>> START Extracted entries

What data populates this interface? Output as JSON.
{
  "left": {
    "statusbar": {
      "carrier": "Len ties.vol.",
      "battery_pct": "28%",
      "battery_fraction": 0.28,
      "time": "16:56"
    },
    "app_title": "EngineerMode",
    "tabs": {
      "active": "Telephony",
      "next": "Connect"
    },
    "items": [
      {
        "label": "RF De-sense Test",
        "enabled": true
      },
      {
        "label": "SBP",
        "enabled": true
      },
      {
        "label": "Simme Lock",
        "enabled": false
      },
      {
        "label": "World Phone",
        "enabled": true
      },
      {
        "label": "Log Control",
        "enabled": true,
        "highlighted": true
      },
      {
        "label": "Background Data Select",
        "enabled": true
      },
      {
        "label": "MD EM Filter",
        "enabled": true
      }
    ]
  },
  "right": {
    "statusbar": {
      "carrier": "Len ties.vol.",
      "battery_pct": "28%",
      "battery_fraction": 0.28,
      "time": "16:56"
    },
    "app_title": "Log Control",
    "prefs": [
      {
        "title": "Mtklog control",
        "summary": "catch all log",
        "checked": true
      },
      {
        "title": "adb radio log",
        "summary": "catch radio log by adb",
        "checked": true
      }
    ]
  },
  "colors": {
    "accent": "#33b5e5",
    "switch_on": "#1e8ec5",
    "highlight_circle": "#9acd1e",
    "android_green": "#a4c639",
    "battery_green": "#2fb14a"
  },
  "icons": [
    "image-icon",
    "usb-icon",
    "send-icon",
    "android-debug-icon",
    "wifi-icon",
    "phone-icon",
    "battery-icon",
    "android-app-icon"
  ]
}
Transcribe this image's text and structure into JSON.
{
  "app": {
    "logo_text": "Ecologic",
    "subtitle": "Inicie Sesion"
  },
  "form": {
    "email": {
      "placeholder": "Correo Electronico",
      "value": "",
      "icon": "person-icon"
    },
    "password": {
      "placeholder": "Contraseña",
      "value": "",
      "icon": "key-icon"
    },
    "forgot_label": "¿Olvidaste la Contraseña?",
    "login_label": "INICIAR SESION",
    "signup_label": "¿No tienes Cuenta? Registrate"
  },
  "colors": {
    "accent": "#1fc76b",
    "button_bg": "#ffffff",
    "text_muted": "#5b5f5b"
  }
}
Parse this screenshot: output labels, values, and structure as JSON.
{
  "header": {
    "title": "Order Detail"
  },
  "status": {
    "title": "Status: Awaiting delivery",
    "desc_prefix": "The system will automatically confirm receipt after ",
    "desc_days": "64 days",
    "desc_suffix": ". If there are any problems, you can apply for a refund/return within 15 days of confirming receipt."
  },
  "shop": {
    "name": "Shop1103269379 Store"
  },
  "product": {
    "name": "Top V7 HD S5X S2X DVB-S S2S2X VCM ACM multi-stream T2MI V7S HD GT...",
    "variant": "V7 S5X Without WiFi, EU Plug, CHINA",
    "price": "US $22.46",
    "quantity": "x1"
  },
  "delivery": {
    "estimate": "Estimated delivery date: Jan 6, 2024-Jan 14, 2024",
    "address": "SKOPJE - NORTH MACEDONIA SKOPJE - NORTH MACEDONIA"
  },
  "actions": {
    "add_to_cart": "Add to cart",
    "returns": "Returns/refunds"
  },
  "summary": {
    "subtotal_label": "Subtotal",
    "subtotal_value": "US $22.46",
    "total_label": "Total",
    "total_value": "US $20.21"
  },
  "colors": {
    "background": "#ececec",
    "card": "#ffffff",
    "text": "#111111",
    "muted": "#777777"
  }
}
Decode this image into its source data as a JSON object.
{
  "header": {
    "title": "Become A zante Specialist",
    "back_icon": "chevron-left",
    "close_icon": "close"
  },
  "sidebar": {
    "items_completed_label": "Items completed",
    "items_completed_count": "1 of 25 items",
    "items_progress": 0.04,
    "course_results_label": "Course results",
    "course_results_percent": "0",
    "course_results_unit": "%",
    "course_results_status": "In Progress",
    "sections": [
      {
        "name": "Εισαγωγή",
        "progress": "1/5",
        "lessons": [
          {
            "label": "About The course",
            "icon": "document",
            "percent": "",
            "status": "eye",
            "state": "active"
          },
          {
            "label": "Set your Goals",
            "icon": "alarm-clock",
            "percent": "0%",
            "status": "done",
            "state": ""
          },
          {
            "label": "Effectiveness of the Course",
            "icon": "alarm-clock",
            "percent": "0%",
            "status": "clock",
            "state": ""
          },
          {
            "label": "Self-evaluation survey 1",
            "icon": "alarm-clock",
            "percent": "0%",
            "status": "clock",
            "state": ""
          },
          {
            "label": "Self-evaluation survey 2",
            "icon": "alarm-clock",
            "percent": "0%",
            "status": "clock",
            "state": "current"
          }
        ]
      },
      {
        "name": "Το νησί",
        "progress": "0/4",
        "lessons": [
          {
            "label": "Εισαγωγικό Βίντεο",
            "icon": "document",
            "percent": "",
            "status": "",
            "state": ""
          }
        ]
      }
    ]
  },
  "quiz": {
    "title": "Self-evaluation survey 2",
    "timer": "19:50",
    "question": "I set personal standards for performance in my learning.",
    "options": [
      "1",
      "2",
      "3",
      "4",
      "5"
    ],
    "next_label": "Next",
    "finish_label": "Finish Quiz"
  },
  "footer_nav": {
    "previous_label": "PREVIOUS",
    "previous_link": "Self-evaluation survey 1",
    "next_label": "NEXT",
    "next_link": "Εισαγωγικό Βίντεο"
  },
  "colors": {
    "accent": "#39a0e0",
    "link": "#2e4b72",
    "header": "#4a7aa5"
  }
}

>> END Extracted entries

### Work to complete
Write out every line of the data that holds the word "evaluation".

### Written solution
            "label": "Self-evaluation survey 1",
            "label": "Self-evaluation survey 2",
    "title": "Self-evaluation survey 2",
    "previous_link": "Self-evaluation survey 1",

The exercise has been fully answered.